Consigne: D'après le texte sur le coton bio, d'où provient 90 pour cent du coton bio cultivé aux États-Unis ? Répondez en une phrase, s'il vous plaît.

Texte:

%%

Le point de vue d'une agricultrice : des célébrités font la promotion du coton « bio », mais est-il plus durable ?

23 Mai 2016 , Rédigé par Seppi Publié dans #Agriculture biologique, #Activisme

Le point de vue d'une agricultrice : des célébrités font la promotion du coton « bio », mais est-il plus durable ?

 

Michelle Miller*

 

Elle, c'est Emma Watson

 

 

Récemment, l'actrice hollywoodienne Emma Watson a été vue sur un tapis rouge, vêtue d'une belle robe conçue par Calvin Klein en collaboration avec le cabinet vert Eco-Age. Le but avait été de créer un ensemble qui pouvait être porté de plusieurs façons et était vraiment respectueux de l'environnement. Elle avait été fabriquée en grande partie à partir de plastique recyclé, avec un corsage en soie bio et coton bio.

 

« Chaque partie de cette robe a été réalisée avec la durabilité à l'esprit », a déclaré Watson.

 

Ça sonne bien, non ?

 

Eh bien, pas vraiment. En tant qu'agricultrice, j'ai parfois l'impression que « durabilité » est la nouvelle tendance des mots à la mode du marketing. Le dictionnaire la définit comme « la conservation de l'équilibre écologique en évitant l'épuisement des ressources naturelles ». Mais s'agissant de la conservation des ressources naturelles, il est important de comprendre ce que cela signifie vraiment. Parlons agriculture, et plus particulièrement coton, puisque Emma Watson a soulevé la question. Le coton bio est-il vraiment meilleur pour l'environnement comme elle le prétend ?

 

Pour le savoir, je me suis adressée à la Texas Organic Marketing Cooperative. Ce que j'ai trouvé, c'est que le coton bio peut être une entreprise très risquée, ce qui explique en partie pourquoi son prix est plus élevé.

 

Selon une idée fausse très répandue, « bio » signifie « sans pesticides ». Si, en fait, de nombreuses exploitations agricoles biologiques utilisent des pesticides, il est vrai que les producteurs de coton bio n'en font généralement pas usage. C'est que 90 pour cent du coton bio cultivé aux États-Unis provient d'une petite région du Texas qui a le bonheur d'avoir des conditions de culture idéales : 400 millimètres de précipitations annuelles, une altitude plutôt élevée, un sol léger et du vent. Ces conditions ne sont pas réunies dans la plus grande partie de la Cotton Belt.

%%

Extrait de données:
%%

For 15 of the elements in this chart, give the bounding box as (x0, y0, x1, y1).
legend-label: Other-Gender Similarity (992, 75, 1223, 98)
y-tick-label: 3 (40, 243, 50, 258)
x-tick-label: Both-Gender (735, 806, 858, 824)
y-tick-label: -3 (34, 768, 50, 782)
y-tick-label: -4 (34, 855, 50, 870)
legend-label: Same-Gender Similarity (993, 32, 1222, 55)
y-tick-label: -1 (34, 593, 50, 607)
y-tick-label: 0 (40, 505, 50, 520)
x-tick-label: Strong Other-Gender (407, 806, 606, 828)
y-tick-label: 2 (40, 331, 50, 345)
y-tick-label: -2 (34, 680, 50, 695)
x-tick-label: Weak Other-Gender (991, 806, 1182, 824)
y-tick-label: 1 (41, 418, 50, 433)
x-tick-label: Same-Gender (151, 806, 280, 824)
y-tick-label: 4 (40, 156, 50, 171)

%%

Réponse: Il provient d'une petite région du Texas.